DATA SUPPLIED:
-- begin --

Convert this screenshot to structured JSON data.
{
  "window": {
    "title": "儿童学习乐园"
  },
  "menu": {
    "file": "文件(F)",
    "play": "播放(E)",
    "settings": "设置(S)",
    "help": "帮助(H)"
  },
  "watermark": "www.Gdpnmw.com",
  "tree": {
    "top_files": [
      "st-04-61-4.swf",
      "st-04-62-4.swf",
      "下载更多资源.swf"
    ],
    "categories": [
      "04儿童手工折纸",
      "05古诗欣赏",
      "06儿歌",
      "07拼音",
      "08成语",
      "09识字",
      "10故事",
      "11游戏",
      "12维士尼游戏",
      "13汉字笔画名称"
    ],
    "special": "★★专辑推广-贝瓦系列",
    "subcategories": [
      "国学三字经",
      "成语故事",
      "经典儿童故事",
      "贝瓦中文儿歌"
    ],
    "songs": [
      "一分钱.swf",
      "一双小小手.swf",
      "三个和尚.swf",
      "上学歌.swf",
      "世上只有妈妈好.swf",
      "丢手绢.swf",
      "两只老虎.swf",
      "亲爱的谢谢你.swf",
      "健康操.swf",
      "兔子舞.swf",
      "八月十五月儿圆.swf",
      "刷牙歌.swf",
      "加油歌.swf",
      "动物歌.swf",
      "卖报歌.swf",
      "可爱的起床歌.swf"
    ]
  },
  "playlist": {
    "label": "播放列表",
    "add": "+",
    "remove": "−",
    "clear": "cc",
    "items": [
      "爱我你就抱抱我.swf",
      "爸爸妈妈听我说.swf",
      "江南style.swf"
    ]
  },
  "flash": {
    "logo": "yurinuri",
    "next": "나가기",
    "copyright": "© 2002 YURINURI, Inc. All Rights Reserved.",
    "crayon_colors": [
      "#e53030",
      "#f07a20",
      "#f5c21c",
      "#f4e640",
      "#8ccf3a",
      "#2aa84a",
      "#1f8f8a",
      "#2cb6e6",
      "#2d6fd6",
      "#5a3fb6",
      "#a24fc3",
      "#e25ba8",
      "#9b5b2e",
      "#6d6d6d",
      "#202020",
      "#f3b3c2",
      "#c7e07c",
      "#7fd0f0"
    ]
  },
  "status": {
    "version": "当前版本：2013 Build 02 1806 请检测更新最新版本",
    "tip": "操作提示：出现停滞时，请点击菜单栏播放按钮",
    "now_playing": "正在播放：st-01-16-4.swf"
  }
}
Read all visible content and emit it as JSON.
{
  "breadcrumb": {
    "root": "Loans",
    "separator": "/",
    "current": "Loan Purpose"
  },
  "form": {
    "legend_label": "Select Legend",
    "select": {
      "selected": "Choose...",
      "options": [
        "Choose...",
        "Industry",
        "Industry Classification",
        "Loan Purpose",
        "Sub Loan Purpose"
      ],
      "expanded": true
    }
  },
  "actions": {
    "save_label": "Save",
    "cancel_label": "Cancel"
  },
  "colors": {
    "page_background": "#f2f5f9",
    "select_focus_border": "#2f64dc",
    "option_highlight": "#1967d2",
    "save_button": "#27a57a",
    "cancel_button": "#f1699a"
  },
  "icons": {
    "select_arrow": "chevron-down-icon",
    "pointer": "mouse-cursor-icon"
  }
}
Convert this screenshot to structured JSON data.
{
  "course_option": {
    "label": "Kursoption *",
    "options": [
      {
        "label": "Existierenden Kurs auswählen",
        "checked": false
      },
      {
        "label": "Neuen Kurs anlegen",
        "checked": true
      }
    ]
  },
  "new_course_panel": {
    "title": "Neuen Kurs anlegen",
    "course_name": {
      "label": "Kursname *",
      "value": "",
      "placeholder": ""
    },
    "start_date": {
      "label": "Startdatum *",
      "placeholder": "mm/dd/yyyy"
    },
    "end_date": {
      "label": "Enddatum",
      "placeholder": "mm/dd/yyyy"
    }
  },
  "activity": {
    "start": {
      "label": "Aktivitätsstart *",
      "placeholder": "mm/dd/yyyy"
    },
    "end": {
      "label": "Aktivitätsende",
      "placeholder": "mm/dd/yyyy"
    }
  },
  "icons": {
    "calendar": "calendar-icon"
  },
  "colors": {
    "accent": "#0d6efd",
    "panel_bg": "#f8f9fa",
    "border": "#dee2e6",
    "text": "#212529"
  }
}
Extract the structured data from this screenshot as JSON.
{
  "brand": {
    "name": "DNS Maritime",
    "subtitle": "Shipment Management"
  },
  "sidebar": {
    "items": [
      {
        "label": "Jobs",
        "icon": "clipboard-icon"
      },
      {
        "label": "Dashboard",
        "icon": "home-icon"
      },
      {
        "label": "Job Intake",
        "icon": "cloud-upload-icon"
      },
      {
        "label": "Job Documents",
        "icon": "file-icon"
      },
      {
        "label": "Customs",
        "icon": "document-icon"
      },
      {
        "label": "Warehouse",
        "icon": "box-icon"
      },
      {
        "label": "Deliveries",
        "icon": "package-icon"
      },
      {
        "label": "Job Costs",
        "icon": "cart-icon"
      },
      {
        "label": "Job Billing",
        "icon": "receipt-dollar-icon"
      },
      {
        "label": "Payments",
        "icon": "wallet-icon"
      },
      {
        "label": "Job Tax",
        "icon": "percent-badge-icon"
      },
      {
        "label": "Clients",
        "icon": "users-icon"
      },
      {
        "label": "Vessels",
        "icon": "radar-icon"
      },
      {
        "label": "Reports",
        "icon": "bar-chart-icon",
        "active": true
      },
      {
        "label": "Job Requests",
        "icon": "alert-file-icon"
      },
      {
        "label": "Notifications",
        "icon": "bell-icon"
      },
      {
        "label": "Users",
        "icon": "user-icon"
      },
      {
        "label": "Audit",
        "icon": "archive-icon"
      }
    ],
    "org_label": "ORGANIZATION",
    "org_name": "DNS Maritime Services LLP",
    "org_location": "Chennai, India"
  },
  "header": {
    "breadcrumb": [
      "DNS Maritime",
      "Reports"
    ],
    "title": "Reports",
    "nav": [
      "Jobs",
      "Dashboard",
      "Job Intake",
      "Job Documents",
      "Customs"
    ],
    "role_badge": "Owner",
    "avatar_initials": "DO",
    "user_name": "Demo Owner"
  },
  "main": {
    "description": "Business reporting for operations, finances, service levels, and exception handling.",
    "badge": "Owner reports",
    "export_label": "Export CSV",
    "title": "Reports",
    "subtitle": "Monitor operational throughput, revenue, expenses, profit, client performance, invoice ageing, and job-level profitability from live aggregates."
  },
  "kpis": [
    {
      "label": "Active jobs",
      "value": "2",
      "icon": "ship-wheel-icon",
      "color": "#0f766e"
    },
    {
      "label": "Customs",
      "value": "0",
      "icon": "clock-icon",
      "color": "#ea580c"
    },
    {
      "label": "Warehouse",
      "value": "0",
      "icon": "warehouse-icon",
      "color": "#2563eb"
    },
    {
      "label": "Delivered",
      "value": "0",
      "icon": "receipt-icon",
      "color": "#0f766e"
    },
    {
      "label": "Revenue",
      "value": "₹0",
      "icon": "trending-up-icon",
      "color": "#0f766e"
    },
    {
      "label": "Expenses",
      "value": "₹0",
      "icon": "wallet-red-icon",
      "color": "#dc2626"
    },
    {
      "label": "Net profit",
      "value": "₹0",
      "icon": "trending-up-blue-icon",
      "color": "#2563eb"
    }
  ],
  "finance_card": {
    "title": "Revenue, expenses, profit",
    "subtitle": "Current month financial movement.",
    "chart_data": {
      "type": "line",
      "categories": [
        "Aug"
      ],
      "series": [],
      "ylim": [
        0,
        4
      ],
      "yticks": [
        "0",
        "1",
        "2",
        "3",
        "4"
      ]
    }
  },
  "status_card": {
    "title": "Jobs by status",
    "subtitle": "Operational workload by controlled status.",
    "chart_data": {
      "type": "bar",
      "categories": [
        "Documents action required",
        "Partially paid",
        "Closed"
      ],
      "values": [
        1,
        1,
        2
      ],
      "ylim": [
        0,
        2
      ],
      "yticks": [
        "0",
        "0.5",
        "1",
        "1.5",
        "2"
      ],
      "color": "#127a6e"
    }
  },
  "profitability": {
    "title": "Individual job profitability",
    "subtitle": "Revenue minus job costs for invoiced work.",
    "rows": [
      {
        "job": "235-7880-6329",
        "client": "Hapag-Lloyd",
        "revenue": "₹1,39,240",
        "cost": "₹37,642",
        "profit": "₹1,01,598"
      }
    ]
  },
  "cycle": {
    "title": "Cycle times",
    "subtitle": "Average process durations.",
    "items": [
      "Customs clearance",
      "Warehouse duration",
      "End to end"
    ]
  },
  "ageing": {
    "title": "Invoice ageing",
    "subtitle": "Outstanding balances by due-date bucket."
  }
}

-- end --

TO BE DONE:
Take every line that includes the string "JSON" and copy it.

SOLUTION TO THE PROBLEM:
Convert this screenshot to structured JSON data.
Read all visible content and emit it as JSON.
Convert this screenshot to structured JSON data.
Extract the structured data from this screenshot as JSON.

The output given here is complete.